**Problem description**
Omit the images, then repeat the listing exactly.
--*--
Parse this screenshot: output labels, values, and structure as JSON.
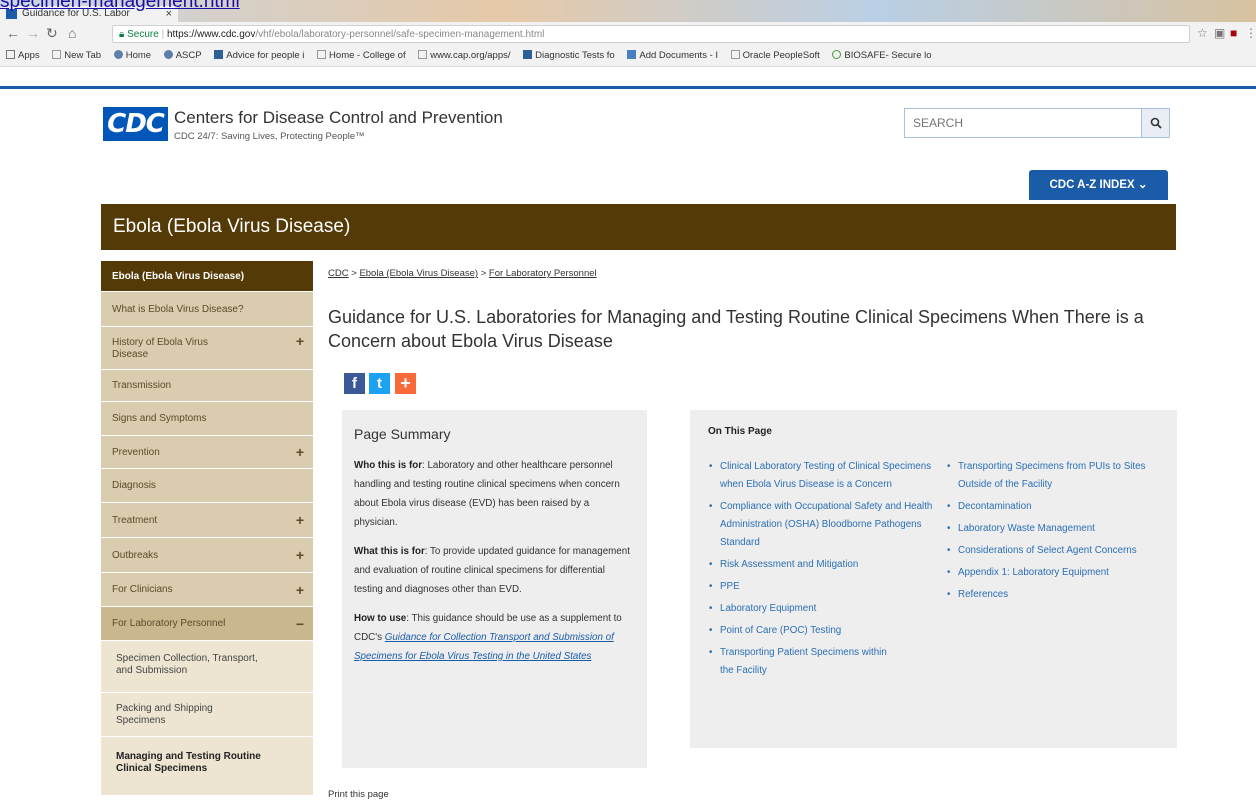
{
  "top_link": "specimen-management.html",
  "browser": {
    "tab_title": "Guidance for U.S. Labor",
    "tab_close": "×",
    "secure_label": "Secure",
    "url_host": "https://www.cdc.gov",
    "url_path": "/vhf/ebola/laboratory-personnel/safe-specimen-management.html",
    "bookmarks": [
      "Apps",
      "New Tab",
      "Home",
      "ASCP",
      "Advice for people i",
      "Home - College of",
      "www.cap.org/apps/",
      "Diagnostic Tests fo",
      "Add Documents - I",
      "Oracle PeopleSoft",
      "BIOSAFE- Secure lo"
    ]
  },
  "header": {
    "logo_text": "CDC",
    "org_name": "Centers for Disease Control and Prevention",
    "tagline": "CDC 24/7: Saving Lives, Protecting People™",
    "search_placeholder": "SEARCH",
    "az_index_label": "CDC A-Z INDEX ⌄"
  },
  "topic_title": "Ebola (Ebola Virus Disease)",
  "sidebar": {
    "items": [
      {
        "label": "Ebola (Ebola Virus Disease)",
        "expandable": false
      },
      {
        "label": "What is Ebola Virus Disease?",
        "expandable": false
      },
      {
        "label": "History of Ebola Virus Disease",
        "expandable": true,
        "toggle": "+"
      },
      {
        "label": "Transmission",
        "expandable": false
      },
      {
        "label": "Signs and Symptoms",
        "expandable": false
      },
      {
        "label": "Prevention",
        "expandable": true,
        "toggle": "+"
      },
      {
        "label": "Diagnosis",
        "expandable": false
      },
      {
        "label": "Treatment",
        "expandable": true,
        "toggle": "+"
      },
      {
        "label": "Outbreaks",
        "expandable": true,
        "toggle": "+"
      },
      {
        "label": "For Clinicians",
        "expandable": true,
        "toggle": "+"
      },
      {
        "label": "For Laboratory Personnel",
        "expandable": true,
        "toggle": "−"
      }
    ],
    "subitems": [
      {
        "label": "Specimen Collection, Transport, and Submission"
      },
      {
        "label": "Packing and Shipping Specimens"
      },
      {
        "label": "Managing and Testing Routine Clinical Specimens"
      }
    ]
  },
  "breadcrumb": {
    "items": [
      "CDC",
      "Ebola (Ebola Virus Disease)",
      "For Laboratory Personnel"
    ],
    "separator": ">"
  },
  "page_title": "Guidance for U.S. Laboratories for Managing and Testing Routine Clinical Specimens When There is a Concern about Ebola Virus Disease",
  "social": {
    "facebook": "f",
    "twitter": "t",
    "addthis": "+"
  },
  "summary": {
    "heading": "Page Summary",
    "who_label": "Who this is for",
    "who_text": ": Laboratory and other healthcare personnel handling and testing routine clinical specimens when concern about Ebola virus disease (EVD) has been raised by a physician.",
    "what_label": "What this is for",
    "what_text": ": To provide updated guidance for management and evaluation of routine clinical specimens for differential testing and diagnoses other than EVD.",
    "how_label": "How to use",
    "how_text": ": This guidance should be use as a supplement to CDC's ",
    "how_link": "Guidance for Collection Transport and Submission of Specimens for Ebola Virus Testing in the United States"
  },
  "on_this_page": {
    "heading": "On This Page",
    "col1": [
      "Clinical Laboratory Testing of Clinical Specimens when Ebola Virus Disease is a Concern",
      "Compliance with Occupational Safety and Health Administration (OSHA) Bloodborne Pathogens Standard",
      "Risk Assessment and Mitigation",
      "PPE",
      "Laboratory Equipment",
      "Point of Care (POC) Testing",
      "Transporting Patient Specimens within the Facility"
    ],
    "col2": [
      "Transporting Specimens from PUIs to Sites Outside of the Facility",
      "Decontamination",
      "Laboratory Waste Management",
      "Considerations of Select Agent Concerns",
      "Appendix 1: Laboratory Equipment",
      "References"
    ]
  },
  "print_label": "Print this page",
  "colors": {
    "cdc_blue": "#1a5ca8",
    "topic_brown": "#543a07",
    "sidebar_tan": "#d9ccaf"
  }
}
--*--
**Problem solution**
Parse this screenshot: output labels, values, and structure as JSON.
{
  "top_link": "specimen-management.html",
  "browser": {
    "tab_title": "Guidance for U.S. Labor",
    "tab_close": "×",
    "secure_label": "Secure",
    "url_host": "https://www.cdc.gov",
    "url_path": "/vhf/ebola/laboratory-personnel/safe-specimen-management.html",
    "bookmarks": [
      "Apps",
      "New Tab",
      "Home",
      "ASCP",
      "Advice for people i",
      "Home - College of",
      "www.cap.org/apps/",
      "Diagnostic Tests fo",
      "Add Documents - I",
      "Oracle PeopleSoft",
      "BIOSAFE- Secure lo"
    ]
  },
  "header": {
    "logo_text": "CDC",
    "org_name": "Centers for Disease Control and Prevention",
    "tagline": "CDC 24/7: Saving Lives, Protecting People™",
    "search_placeholder": "SEARCH",
    "az_index_label": "CDC A-Z INDEX ⌄"
  },
  "topic_title": "Ebola (Ebola Virus Disease)",
  "sidebar": {
    "items": [
      {
        "label": "Ebola (Ebola Virus Disease)",
        "expandable": false
      },
      {
        "label": "What is Ebola Virus Disease?",
        "expandable": false
      },
      {
        "label": "History of Ebola Virus Disease",
        "expandable": true,
        "toggle": "+"
      },
      {
        "label": "Transmission",
        "expandable": false
      },
      {
        "label": "Signs and Symptoms",
        "expandable": false
      },
      {
        "label": "Prevention",
        "expandable": true,
        "toggle": "+"
      },
      {
        "label": "Diagnosis",
        "expandable": false
      },
      {
        "label": "Treatment",
        "expandable": true,
        "toggle": "+"
      },
      {
        "label": "Outbreaks",
        "expandable": true,
        "toggle": "+"
      },
      {
        "label": "For Clinicians",
        "expandable": true,
        "toggle": "+"
      },
      {
        "label": "For Laboratory Personnel",
        "expandable": true,
        "toggle": "−"
      }
    ],
    "subitems": [
      {
        "label": "Specimen Collection, Transport, and Submission"
      },
      {
        "label": "Packing and Shipping Specimens"
      },
      {
        "label": "Managing and Testing Routine Clinical Specimens"
      }
    ]
  },
  "breadcrumb": {
    "items": [
      "CDC",
      "Ebola (Ebola Virus Disease)",
      "For Laboratory Personnel"
    ],
    "separator": ">"
  },
  "page_title": "Guidance for U.S. Laboratories for Managing and Testing Routine Clinical Specimens When There is a Concern about Ebola Virus Disease",
  "social": {
    "facebook": "f",
    "twitter": "t",
    "addthis": "+"
  },
  "summary": {
    "heading": "Page Summary",
    "who_label": "Who this is for",
    "who_text": ": Laboratory and other healthcare personnel handling and testing routine clinical specimens when concern about Ebola virus disease (EVD) has been raised by a physician.",
    "what_label": "What this is for",
    "what_text": ": To provide updated guidance for management and evaluation of routine clinical specimens for differential testing and diagnoses other than EVD.",
    "how_label": "How to use",
    "how_text": ": This guidance should be use as a supplement to CDC's ",
    "how_link": "Guidance for Collection Transport and Submission of Specimens for Ebola Virus Testing in the United States"
  },
  "on_this_page": {
    "heading": "On This Page",
    "col1": [
      "Clinical Laboratory Testing of Clinical Specimens when Ebola Virus Disease is a Concern",
      "Compliance with Occupational Safety and Health Administration (OSHA) Bloodborne Pathogens Standard",
      "Risk Assessment and Mitigation",
      "PPE",
      "Laboratory Equipment",
      "Point of Care (POC) Testing",
      "Transporting Patient Specimens within the Facility"
    ],
    "col2": [
      "Transporting Specimens from PUIs to Sites Outside of the Facility",
      "Decontamination",
      "Laboratory Waste Management",
      "Considerations of Select Agent Concerns",
      "Appendix 1: Laboratory Equipment",
      "References"
    ]
  },
  "print_label": "Print this page",
  "colors": {
    "cdc_blue": "#1a5ca8",
    "topic_brown": "#543a07",
    "sidebar_tan": "#d9ccaf"
  }
}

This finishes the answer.